> [Set problem]: Search the material below for the string "name" and list each line that holds it.

> [Provided data]:
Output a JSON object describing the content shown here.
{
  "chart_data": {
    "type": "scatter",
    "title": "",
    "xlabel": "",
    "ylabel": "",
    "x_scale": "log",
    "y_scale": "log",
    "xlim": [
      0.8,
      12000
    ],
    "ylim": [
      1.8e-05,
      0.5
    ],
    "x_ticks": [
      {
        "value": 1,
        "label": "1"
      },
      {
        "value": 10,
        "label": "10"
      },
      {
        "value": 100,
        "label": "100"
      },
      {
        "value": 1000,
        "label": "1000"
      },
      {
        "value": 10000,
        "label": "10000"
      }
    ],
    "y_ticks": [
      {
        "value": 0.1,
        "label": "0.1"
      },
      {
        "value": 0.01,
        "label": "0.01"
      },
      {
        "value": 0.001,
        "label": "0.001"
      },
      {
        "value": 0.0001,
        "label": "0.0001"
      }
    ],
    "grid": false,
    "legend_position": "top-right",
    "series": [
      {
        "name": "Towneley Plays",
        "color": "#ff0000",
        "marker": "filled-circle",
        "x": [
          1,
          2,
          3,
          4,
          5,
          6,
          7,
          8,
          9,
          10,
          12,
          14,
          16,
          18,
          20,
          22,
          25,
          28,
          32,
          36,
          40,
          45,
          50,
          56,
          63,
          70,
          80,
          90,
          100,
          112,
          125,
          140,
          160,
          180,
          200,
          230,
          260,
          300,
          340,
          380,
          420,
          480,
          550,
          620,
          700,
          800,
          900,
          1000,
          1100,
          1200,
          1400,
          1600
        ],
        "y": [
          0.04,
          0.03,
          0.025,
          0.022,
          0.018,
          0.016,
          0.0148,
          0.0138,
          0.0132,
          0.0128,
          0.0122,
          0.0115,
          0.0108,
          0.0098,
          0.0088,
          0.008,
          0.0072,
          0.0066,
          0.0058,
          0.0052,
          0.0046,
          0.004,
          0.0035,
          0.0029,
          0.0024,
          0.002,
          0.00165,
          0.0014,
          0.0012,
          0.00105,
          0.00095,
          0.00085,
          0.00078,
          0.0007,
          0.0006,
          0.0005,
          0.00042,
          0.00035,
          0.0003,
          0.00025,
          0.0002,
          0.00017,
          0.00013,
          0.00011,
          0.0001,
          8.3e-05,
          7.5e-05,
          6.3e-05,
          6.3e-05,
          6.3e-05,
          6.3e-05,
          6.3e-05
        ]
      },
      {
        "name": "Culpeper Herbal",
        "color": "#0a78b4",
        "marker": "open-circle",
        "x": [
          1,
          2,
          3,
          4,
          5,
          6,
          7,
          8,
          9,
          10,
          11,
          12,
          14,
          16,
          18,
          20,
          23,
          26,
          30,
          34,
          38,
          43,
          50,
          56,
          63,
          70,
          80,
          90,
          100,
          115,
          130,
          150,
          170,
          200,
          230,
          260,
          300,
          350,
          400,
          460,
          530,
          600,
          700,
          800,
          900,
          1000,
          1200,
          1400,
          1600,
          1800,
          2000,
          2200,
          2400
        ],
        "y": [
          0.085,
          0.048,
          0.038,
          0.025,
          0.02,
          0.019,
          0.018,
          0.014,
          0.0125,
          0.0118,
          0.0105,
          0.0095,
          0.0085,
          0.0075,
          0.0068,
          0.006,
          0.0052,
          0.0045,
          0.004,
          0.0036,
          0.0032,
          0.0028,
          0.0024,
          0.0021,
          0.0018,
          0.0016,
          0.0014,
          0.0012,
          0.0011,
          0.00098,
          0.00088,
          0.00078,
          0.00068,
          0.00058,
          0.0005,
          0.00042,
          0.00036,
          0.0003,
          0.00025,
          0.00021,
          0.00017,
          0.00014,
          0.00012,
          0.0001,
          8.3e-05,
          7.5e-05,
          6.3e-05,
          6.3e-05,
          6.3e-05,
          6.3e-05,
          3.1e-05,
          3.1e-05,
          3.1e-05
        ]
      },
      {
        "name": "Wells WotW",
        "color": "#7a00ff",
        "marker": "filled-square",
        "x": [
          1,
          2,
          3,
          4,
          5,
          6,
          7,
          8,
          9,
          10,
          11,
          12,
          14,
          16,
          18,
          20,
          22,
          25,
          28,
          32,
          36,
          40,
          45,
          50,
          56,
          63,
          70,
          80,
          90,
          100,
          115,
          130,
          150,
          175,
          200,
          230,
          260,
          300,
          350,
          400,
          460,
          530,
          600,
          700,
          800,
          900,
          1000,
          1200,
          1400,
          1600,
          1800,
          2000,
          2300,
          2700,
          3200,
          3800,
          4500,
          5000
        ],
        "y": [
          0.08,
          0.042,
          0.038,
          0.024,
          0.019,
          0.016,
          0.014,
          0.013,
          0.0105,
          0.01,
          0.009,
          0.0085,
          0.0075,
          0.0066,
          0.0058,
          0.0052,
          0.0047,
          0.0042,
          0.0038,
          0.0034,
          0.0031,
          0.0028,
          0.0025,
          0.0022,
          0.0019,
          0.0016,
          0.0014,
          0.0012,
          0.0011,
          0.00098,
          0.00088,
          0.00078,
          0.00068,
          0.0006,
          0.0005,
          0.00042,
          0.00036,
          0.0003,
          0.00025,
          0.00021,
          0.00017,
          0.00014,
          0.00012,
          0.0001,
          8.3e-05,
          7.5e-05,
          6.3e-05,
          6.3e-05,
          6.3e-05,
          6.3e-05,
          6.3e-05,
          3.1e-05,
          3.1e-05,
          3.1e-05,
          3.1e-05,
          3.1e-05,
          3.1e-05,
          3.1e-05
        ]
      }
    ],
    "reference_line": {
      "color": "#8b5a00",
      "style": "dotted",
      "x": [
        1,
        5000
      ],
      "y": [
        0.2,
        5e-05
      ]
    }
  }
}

> [Task output]:
        "name": "Towneley Plays",
        "name": "Culpeper Herbal",
        "name": "Wells WotW",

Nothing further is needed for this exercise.